- KUTIPAN -
================================

Bagaimana Berani Mengatakan 'Tidak' tanpa Merasa Tidak Enak

Bagaimana Berani Mengatakan Tidak tanpa Merasa Tidak Enak
ISTOCK

Masalah diam-diam banyak orang. 

Tunjuk tangan, siapa yang pernah merasa tidak enak ketika ingin menolak sesuatu? Seringkali yang terucap dari mulut "iya", tapi sebenarnya di dalam hati "tidak" saat seseorang menawarkan atau meminta sesuatu. 

'Nonton Insidious, yuk?"

"Ayo." (Padahal paling tidak suka film horor.) 

"Mau makan di restoran ini?"

"Sip." (Saat mengecek di Zomato, biaya makan di restoran tersebut per orang lebih dari 200 ribu, padahal sedang mengirit.) 

Sudah berkali-kali bertekad, berjanji kepada diri sendiri untuk bilang berani bilang tidak, tapi urung karena merasa tidak enak, sungkan dan bersalah. 

“Harus dijelaskan terlebih dahulu ya, arti rasa 'tidak enak' atau 'sungkan' itu dapat diartikan dalam banyak terminologi. Namun, untuk kasus ini, saya mengkategorikannya sebagai submisif," kata Maharsi Anindyajati, M. Psi, Psikolog, seorang psikolog klinis dewasa dari Rumah Sakit Islam Cempaka Putih, Jakarta, menuturkan kepada Woop.

Apa itu submisif? “Perilaku submisif merupakan perilaku patuh atau tunduk terhadap orang lain. Ia tidak akan mau membuat orang lain kesal dan untuk itu, ia rela mengorbankan dirinya.”

Bagaimana perilaku bisa terbentuk—lingkungankah? “Tentunya ada," tanggap Maharsi. "Peranan lingkungan dalam membentuk perilaku ini sangatlah besar. Orang dengan sifat submisif lebih mementingkan kebutuhan orang lain dan mengabaikan kebutuhan dirinya,” jelasnya.

Dalam kenyataannya, banyak dari kita yang langsung menjawab “IYA” ketika dimintai tolong untuk melakukan sesuatunya, misalnya oleh bos atau orang terdekat. Padahal sebenarnya, jika boleh jujur—tanpa merasa 'tidak enak'— inginnya sih, bilang tidak. Namun ketika ditanya, "Kenapa tidak menolak?" Alasannya: "'Kan bantu teman." 

Menurut Maharsi alasan utama kenapa kita susah menolak atau takut untuk bilang tidak, adalah ketakutan berkonflik. "Orang seperti ini biasanya akan berusaha semaksimal mungkin menghindari konflik dengan orang lain. Contohnya nih, sudah antri panjang tapi tiba-tiba antriannya dipotong orang lain, pasti ia akan mengalah dan membiarkan orang lain menyerobotnya,” paparnya.

================================

- DATA YANG DIBERIKAN -
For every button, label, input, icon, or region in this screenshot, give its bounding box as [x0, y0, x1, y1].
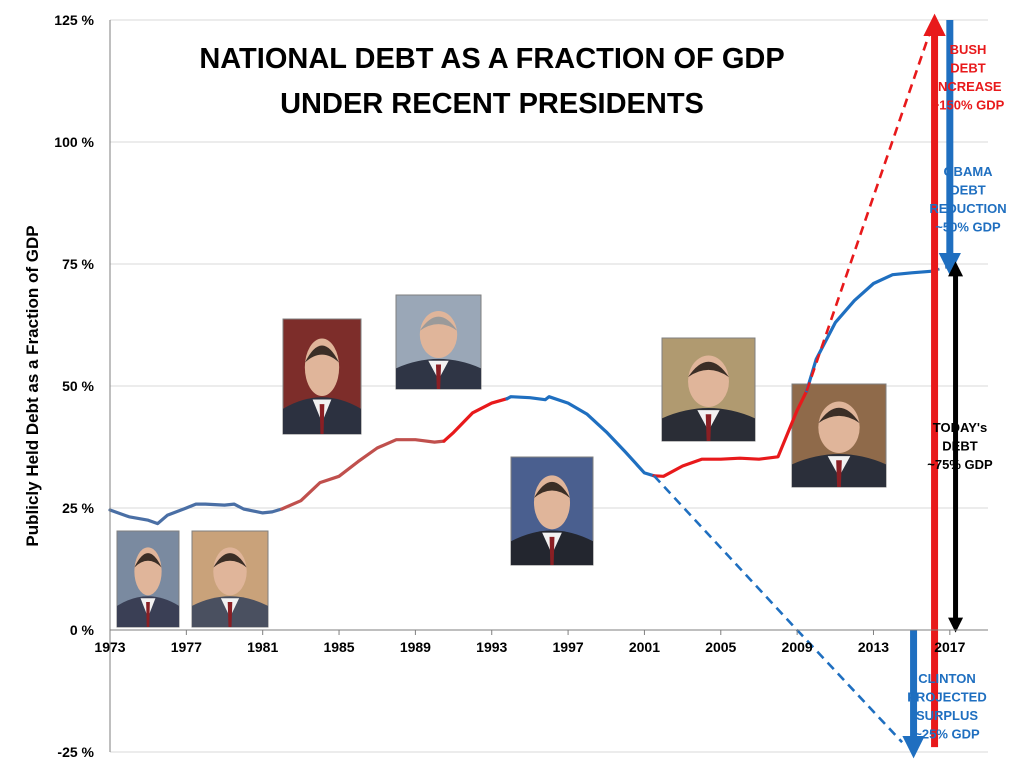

================================

- TUGAS 1 -
Jawab berdasarkan artikel tentang berani menolak:
(a) Maharsi Anindyajati adalah psikolog klinis dewasa dari rumah sakit mana?
(b) Menurut Maharsi, apa alasan utama kita susah menolak?
(c) Dalam contoh ajakan makan, berapa biaya makan per orang di restoran itu saat dicek di Zomato?
- TUGAS 2 -
Ulangi semua bagian artikel mulai dari "Masalah diam-diam banyak orang." terus ke bawah sampai "atau meminta sesuatu.", tanpa mengubah satu kata pun.
Gunakan artikel ini saja sebagai sumber.

- CONTOH JAWABAN 1 -
(a) Rumah Sakit Islam Cempaka Putih, Jakarta.
(b) Ketakutan berkonflik.
(c) Lebih dari 200 ribu.

- CONTOH JAWABAN 2 -
Masalah diam-diam banyak orang. 

Tunjuk tangan, siapa yang pernah merasa tidak enak ketika ingin menolak sesuatu? Seringkali yang terucap dari mulut "iya", tapi sebenarnya di dalam hati "tidak" saat seseorang menawarkan atau meminta sesuatu.